BEGIN Supplied records
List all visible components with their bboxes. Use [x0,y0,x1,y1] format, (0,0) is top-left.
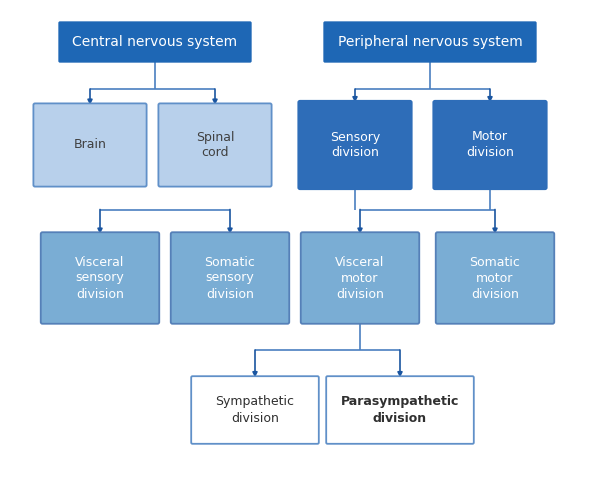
FancyBboxPatch shape [301,232,419,324]
FancyBboxPatch shape [433,101,547,189]
FancyBboxPatch shape [159,104,271,187]
Text: Peripheral nervous system: Peripheral nervous system [337,35,522,49]
FancyBboxPatch shape [34,104,146,187]
FancyBboxPatch shape [171,232,289,324]
Text: Somatic
sensory
division: Somatic sensory division [204,255,256,300]
FancyBboxPatch shape [191,376,319,444]
Text: Sympathetic
division: Sympathetic division [215,396,295,425]
FancyBboxPatch shape [436,232,554,324]
Text: Somatic
motor
division: Somatic motor division [470,255,520,300]
FancyBboxPatch shape [298,101,412,189]
Text: Brain: Brain [74,138,106,151]
FancyBboxPatch shape [59,22,251,62]
Text: Spinal
cord: Spinal cord [196,131,234,160]
Text: Visceral
sensory
division: Visceral sensory division [75,255,124,300]
FancyBboxPatch shape [41,232,159,324]
FancyBboxPatch shape [325,22,536,62]
Text: Motor
division: Motor division [466,131,514,160]
Text: Parasympathetic
division: Parasympathetic division [341,396,459,425]
FancyBboxPatch shape [326,376,474,444]
Text: Visceral
motor
division: Visceral motor division [336,255,385,300]
Text: Central nervous system: Central nervous system [73,35,237,49]
Text: Sensory
division: Sensory division [330,131,380,160]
END Supplied records
_Stated goal_: Copy the listing above word for word, but leave out the picture lines.

_Exercise output_:
List all visible components with their bboxes. Use [x0,y0,x1,y1] format, (0,0) is top-left.
FancyBboxPatch shape [301,232,419,324]
FancyBboxPatch shape [433,101,547,189]
FancyBboxPatch shape [159,104,271,187]
Text: Peripheral nervous system: Peripheral nervous system [337,35,522,49]
FancyBboxPatch shape [34,104,146,187]
FancyBboxPatch shape [171,232,289,324]
Text: Somatic
sensory
division: Somatic sensory division [204,255,256,300]
FancyBboxPatch shape [191,376,319,444]
Text: Sympathetic
division: Sympathetic division [215,396,295,425]
FancyBboxPatch shape [436,232,554,324]
Text: Somatic
motor
division: Somatic motor division [470,255,520,300]
FancyBboxPatch shape [298,101,412,189]
Text: Brain: Brain [74,138,106,151]
FancyBboxPatch shape [59,22,251,62]
Text: Spinal
cord: Spinal cord [196,131,234,160]
Text: Visceral
sensory
division: Visceral sensory division [75,255,124,300]
FancyBboxPatch shape [41,232,159,324]
FancyBboxPatch shape [325,22,536,62]
Text: Motor
division: Motor division [466,131,514,160]
Text: Parasympathetic
division: Parasympathetic division [341,396,459,425]
FancyBboxPatch shape [326,376,474,444]
Text: Visceral
motor
division: Visceral motor division [336,255,385,300]
Text: Central nervous system: Central nervous system [73,35,237,49]
Text: Sensory
division: Sensory division [330,131,380,160]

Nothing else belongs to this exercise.